### What this task involves
Convert the lines below into a numbered list, leaving out any blank lines.
=======
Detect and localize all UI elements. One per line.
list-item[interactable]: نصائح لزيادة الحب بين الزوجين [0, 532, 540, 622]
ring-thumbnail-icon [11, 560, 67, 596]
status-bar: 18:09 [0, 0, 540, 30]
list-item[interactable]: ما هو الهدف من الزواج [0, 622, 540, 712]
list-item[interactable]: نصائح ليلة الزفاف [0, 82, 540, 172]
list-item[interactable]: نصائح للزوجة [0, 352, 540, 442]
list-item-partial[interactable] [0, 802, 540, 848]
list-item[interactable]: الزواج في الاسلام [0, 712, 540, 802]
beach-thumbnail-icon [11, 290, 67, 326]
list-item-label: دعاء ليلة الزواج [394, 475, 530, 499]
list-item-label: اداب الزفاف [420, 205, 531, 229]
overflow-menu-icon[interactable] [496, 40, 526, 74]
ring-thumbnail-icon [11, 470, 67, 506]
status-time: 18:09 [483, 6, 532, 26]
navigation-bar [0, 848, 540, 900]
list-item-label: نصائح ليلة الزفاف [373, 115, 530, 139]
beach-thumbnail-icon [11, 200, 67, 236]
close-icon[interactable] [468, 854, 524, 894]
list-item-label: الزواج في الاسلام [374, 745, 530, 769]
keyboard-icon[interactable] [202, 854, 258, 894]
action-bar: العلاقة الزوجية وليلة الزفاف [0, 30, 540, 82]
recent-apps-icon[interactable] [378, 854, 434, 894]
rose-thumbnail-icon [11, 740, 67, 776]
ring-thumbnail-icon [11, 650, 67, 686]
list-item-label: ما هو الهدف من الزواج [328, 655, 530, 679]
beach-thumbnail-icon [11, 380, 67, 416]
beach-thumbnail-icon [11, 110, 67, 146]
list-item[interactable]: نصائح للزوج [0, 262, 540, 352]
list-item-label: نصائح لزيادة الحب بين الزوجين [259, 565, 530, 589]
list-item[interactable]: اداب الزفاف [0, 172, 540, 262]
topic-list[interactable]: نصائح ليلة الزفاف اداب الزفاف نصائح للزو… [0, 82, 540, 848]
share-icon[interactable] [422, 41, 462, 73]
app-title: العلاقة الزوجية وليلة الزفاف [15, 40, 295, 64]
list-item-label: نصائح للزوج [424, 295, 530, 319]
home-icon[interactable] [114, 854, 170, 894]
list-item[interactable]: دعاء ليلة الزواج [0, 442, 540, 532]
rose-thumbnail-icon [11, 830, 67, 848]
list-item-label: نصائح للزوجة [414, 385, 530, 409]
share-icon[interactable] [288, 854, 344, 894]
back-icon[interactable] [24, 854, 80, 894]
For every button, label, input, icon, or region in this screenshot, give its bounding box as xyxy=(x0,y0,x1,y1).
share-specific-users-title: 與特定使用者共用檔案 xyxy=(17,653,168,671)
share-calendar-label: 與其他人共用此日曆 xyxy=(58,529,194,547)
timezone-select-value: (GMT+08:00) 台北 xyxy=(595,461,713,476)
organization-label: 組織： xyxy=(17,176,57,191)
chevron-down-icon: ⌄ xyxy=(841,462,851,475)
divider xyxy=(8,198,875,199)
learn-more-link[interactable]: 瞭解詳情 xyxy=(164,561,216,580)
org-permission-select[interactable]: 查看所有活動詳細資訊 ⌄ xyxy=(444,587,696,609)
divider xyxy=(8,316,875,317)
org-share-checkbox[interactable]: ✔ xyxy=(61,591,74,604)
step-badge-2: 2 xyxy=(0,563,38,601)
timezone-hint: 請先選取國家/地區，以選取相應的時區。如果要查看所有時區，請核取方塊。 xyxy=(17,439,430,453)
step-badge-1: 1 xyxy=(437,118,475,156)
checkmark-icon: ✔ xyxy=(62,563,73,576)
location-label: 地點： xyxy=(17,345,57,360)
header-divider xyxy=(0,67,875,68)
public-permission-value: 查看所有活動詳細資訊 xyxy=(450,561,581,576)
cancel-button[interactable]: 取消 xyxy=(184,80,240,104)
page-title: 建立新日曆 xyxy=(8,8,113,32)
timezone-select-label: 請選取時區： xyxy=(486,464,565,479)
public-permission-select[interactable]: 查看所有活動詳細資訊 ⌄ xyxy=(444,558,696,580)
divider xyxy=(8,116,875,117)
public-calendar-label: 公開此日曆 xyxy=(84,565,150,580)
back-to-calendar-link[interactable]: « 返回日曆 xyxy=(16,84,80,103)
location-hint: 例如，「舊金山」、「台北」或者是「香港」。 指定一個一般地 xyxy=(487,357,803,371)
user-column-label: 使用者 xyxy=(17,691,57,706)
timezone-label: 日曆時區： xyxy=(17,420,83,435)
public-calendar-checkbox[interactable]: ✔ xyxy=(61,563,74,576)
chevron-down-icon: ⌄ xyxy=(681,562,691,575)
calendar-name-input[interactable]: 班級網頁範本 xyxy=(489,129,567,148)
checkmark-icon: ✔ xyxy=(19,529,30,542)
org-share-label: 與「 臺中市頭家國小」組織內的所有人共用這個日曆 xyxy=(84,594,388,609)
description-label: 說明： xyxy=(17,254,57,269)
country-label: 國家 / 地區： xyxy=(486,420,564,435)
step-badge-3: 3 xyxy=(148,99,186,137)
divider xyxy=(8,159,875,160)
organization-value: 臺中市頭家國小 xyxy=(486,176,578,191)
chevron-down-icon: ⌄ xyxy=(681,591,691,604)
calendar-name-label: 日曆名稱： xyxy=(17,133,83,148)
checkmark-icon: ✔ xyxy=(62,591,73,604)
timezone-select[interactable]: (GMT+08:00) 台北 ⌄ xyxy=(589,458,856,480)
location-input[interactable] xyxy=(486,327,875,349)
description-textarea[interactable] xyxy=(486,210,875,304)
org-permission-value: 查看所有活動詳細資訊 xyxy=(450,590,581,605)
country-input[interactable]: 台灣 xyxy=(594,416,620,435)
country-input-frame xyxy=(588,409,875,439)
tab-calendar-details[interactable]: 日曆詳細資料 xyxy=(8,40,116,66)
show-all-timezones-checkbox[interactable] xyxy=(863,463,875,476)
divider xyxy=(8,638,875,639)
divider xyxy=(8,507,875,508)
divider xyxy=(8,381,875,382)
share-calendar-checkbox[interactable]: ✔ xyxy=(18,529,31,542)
=======
### Result of this task
1. Detect and localize all UI elements. One per line.
2. list-item[interactable]: نصائح لزيادة الحب بين الزوجين [0, 532, 540, 622]
3. ring-thumbnail-icon [11, 560, 67, 596]
4. status-bar: 18:09 [0, 0, 540, 30]
5. list-item[interactable]: ما هو الهدف من الزواج [0, 622, 540, 712]
6. list-item[interactable]: نصائح ليلة الزفاف [0, 82, 540, 172]
7. list-item[interactable]: نصائح للزوجة [0, 352, 540, 442]
8. list-item-partial[interactable] [0, 802, 540, 848]
9. list-item[interactable]: الزواج في الاسلام [0, 712, 540, 802]
10. beach-thumbnail-icon [11, 290, 67, 326]
11. list-item-label: دعاء ليلة الزواج [394, 475, 530, 499]
12. list-item-label: اداب الزفاف [420, 205, 531, 229]
13. overflow-menu-icon[interactable] [496, 40, 526, 74]
14. ring-thumbnail-icon [11, 470, 67, 506]
15. status-time: 18:09 [483, 6, 532, 26]
16. navigation-bar [0, 848, 540, 900]
17. list-item-label: نصائح ليلة الزفاف [373, 115, 530, 139]
18. beach-thumbnail-icon [11, 200, 67, 236]
19. close-icon[interactable] [468, 854, 524, 894]
20. list-item-label: الزواج في الاسلام [374, 745, 530, 769]
21. keyboard-icon[interactable] [202, 854, 258, 894]
22. action-bar: العلاقة الزوجية وليلة الزفاف [0, 30, 540, 82]
23. recent-apps-icon[interactable] [378, 854, 434, 894]
24. rose-thumbnail-icon [11, 740, 67, 776]
25. ring-thumbnail-icon [11, 650, 67, 686]
26. list-item-label: ما هو الهدف من الزواج [328, 655, 530, 679]
27. beach-thumbnail-icon [11, 380, 67, 416]
28. beach-thumbnail-icon [11, 110, 67, 146]
29. list-item[interactable]: نصائح للزوج [0, 262, 540, 352]
30. list-item-label: نصائح لزيادة الحب بين الزوجين [259, 565, 530, 589]
31. list-item[interactable]: اداب الزفاف [0, 172, 540, 262]
32. topic-list[interactable]: نصائح ليلة الزفاف اداب الزفاف نصائح للزو… [0, 82, 540, 848]
33. share-icon[interactable] [422, 41, 462, 73]
34. app-title: العلاقة الزوجية وليلة الزفاف [15, 40, 295, 64]
35. list-item-label: نصائح للزوج [424, 295, 530, 319]
36. home-icon[interactable] [114, 854, 170, 894]
37. list-item[interactable]: دعاء ليلة الزواج [0, 442, 540, 532]
38. rose-thumbnail-icon [11, 830, 67, 848]
39. list-item-label: نصائح للزوجة [414, 385, 530, 409]
40. share-icon[interactable] [288, 854, 344, 894]
41. back-icon[interactable] [24, 854, 80, 894]
42. For every button, label, input, icon, or region in this screenshot, give its bounding box as xyxy=(x0,y0,x1,y1).
43. share-specific-users-title: 與特定使用者共用檔案 xyxy=(17,653,168,671)
44. share-calendar-label: 與其他人共用此日曆 xyxy=(58,529,194,547)
45. timezone-select-value: (GMT+08:00) 台北 xyxy=(595,461,713,476)
46. organization-label: 組織： xyxy=(17,176,57,191)
47. chevron-down-icon: ⌄ xyxy=(841,462,851,475)
48. divider xyxy=(8,198,875,199)
49. learn-more-link[interactable]: 瞭解詳情 xyxy=(164,561,216,580)
50. org-permission-select[interactable]: 查看所有活動詳細資訊 ⌄ xyxy=(444,587,696,609)
51. divider xyxy=(8,316,875,317)
52. org-share-checkbox[interactable]: ✔ xyxy=(61,591,74,604)
53. step-badge-2: 2 xyxy=(0,563,38,601)
54. timezone-hint: 請先選取國家/地區，以選取相應的時區。如果要查看所有時區，請核取方塊。 xyxy=(17,439,430,453)
55. step-badge-1: 1 xyxy=(437,118,475,156)
56. checkmark-icon: ✔ xyxy=(62,563,73,576)
57. location-label: 地點： xyxy=(17,345,57,360)
58. header-divider xyxy=(0,67,875,68)
59. public-permission-value: 查看所有活動詳細資訊 xyxy=(450,561,581,576)
60. cancel-button[interactable]: 取消 xyxy=(184,80,240,104)
61. page-title: 建立新日曆 xyxy=(8,8,113,32)
62. timezone-select-label: 請選取時區： xyxy=(486,464,565,479)
63. public-permission-select[interactable]: 查看所有活動詳細資訊 ⌄ xyxy=(444,558,696,580)
64. divider xyxy=(8,116,875,117)
65. public-calendar-label: 公開此日曆 xyxy=(84,565,150,580)
66. back-to-calendar-link[interactable]: « 返回日曆 xyxy=(16,84,80,103)
67. location-hint: 例如，「舊金山」、「台北」或者是「香港」。 指定一個一般地 xyxy=(487,357,803,371)
68. user-column-label: 使用者 xyxy=(17,691,57,706)
69. timezone-label: 日曆時區： xyxy=(17,420,83,435)
70. public-calendar-checkbox[interactable]: ✔ xyxy=(61,563,74,576)
71. chevron-down-icon: ⌄ xyxy=(681,562,691,575)
72. calendar-name-input[interactable]: 班級網頁範本 xyxy=(489,129,567,148)
73. checkmark-icon: ✔ xyxy=(19,529,30,542)
74. org-share-label: 與「 臺中市頭家國小」組織內的所有人共用這個日曆 xyxy=(84,594,388,609)
75. description-label: 說明： xyxy=(17,254,57,269)
76. country-label: 國家 / 地區： xyxy=(486,420,564,435)
77. step-badge-3: 3 xyxy=(148,99,186,137)
78. divider xyxy=(8,159,875,160)
79. organization-value: 臺中市頭家國小 xyxy=(486,176,578,191)
80. chevron-down-icon: ⌄ xyxy=(681,591,691,604)
81. calendar-name-label: 日曆名稱： xyxy=(17,133,83,148)
82. checkmark-icon: ✔ xyxy=(62,591,73,604)
83. timezone-select[interactable]: (GMT+08:00) 台北 ⌄ xyxy=(589,458,856,480)
84. location-input[interactable] xyxy=(486,327,875,349)
85. description-textarea[interactable] xyxy=(486,210,875,304)
86. org-permission-value: 查看所有活動詳細資訊 xyxy=(450,590,581,605)
87. country-input[interactable]: 台灣 xyxy=(594,416,620,435)
88. country-input-frame xyxy=(588,409,875,439)
89. tab-calendar-details[interactable]: 日曆詳細資料 xyxy=(8,40,116,66)
90. show-all-timezones-checkbox[interactable] xyxy=(863,463,875,476)
91. divider xyxy=(8,638,875,639)
92. divider xyxy=(8,507,875,508)
93. divider xyxy=(8,381,875,382)
94. share-calendar-checkbox[interactable]: ✔ xyxy=(18,529,31,542)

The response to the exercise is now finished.